▸ **GOAL OF THE EXERCISE**
Work out how many lines of the listing hold "operator", then state only that count.

▸ **RECORDS SUPPLIED**
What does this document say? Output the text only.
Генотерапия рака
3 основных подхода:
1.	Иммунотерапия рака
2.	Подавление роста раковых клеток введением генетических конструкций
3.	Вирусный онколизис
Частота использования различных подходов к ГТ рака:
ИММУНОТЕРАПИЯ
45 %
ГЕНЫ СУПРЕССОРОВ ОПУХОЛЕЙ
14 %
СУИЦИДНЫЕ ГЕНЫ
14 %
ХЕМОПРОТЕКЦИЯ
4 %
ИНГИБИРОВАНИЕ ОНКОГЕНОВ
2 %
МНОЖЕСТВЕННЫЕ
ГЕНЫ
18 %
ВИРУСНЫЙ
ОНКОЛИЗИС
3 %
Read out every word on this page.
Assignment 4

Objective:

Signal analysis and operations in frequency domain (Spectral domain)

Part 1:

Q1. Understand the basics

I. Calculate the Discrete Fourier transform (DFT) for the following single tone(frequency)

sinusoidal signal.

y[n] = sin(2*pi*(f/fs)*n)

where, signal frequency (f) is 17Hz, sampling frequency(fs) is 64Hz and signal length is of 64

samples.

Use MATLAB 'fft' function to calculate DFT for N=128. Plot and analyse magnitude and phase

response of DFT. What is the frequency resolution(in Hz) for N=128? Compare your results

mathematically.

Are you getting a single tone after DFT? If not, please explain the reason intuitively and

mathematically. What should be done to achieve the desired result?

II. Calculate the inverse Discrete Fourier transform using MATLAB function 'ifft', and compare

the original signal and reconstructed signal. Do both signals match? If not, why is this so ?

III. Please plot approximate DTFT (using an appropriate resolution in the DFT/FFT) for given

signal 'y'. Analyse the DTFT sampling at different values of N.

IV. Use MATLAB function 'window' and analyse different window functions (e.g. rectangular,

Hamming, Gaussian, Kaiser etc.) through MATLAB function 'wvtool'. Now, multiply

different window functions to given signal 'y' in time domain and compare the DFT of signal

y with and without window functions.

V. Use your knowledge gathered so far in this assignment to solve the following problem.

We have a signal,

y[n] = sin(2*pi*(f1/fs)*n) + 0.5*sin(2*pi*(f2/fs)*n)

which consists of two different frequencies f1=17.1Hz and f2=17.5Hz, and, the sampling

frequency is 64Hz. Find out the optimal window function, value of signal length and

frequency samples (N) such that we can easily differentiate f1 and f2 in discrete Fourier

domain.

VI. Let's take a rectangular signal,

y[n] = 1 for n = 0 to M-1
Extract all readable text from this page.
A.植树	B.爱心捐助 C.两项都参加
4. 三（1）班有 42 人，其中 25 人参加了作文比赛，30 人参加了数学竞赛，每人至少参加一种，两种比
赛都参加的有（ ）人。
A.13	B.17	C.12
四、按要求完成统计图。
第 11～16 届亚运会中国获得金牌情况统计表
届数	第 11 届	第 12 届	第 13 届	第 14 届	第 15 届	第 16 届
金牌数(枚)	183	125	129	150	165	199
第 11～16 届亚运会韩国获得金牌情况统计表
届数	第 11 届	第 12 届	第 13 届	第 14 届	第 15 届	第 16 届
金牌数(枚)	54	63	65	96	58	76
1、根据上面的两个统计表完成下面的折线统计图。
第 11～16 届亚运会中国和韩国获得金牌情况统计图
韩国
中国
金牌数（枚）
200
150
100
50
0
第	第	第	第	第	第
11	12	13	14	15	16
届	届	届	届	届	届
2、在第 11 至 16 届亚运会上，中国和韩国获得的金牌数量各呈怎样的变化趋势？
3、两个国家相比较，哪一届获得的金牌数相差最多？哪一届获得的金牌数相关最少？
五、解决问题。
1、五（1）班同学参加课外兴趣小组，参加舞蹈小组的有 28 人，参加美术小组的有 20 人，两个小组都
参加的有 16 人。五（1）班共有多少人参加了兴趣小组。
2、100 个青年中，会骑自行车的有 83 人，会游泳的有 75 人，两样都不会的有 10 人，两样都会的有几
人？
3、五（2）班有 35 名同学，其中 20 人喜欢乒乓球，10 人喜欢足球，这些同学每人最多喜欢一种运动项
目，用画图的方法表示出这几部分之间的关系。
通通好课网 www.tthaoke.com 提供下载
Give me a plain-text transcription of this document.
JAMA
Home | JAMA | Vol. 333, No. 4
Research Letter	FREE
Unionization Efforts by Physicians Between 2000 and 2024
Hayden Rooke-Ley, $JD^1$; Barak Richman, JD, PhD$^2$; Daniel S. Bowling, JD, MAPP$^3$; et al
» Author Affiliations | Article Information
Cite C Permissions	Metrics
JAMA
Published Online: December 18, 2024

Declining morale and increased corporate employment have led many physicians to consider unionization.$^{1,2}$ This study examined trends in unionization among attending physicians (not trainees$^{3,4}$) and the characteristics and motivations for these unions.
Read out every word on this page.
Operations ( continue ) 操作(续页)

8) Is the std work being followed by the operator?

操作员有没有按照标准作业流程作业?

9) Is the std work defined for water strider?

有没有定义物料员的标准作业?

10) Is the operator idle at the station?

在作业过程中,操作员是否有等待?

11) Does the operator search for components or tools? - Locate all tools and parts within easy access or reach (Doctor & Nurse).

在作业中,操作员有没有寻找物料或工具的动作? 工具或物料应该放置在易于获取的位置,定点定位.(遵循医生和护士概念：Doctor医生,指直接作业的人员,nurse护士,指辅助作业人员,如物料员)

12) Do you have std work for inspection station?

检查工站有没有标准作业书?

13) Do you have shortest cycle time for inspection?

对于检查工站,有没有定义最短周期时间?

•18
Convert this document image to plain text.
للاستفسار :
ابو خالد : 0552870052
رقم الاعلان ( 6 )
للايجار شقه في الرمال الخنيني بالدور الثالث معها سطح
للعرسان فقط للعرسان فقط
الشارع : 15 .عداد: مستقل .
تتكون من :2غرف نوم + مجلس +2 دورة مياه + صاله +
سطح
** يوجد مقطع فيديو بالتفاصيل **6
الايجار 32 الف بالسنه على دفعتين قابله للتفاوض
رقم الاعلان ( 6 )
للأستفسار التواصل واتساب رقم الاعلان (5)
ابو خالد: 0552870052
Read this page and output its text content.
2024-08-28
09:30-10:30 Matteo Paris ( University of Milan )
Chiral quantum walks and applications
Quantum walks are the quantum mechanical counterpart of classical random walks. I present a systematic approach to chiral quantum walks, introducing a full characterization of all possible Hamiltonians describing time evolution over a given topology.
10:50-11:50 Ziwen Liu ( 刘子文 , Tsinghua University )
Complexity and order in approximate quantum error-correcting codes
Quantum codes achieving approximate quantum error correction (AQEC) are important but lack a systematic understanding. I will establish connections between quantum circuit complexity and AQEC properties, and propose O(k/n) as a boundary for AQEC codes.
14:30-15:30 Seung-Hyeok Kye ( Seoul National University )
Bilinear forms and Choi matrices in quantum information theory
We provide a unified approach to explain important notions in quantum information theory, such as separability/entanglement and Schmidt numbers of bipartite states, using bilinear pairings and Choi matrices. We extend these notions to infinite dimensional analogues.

▸ **RESULT OF THE TASK**
3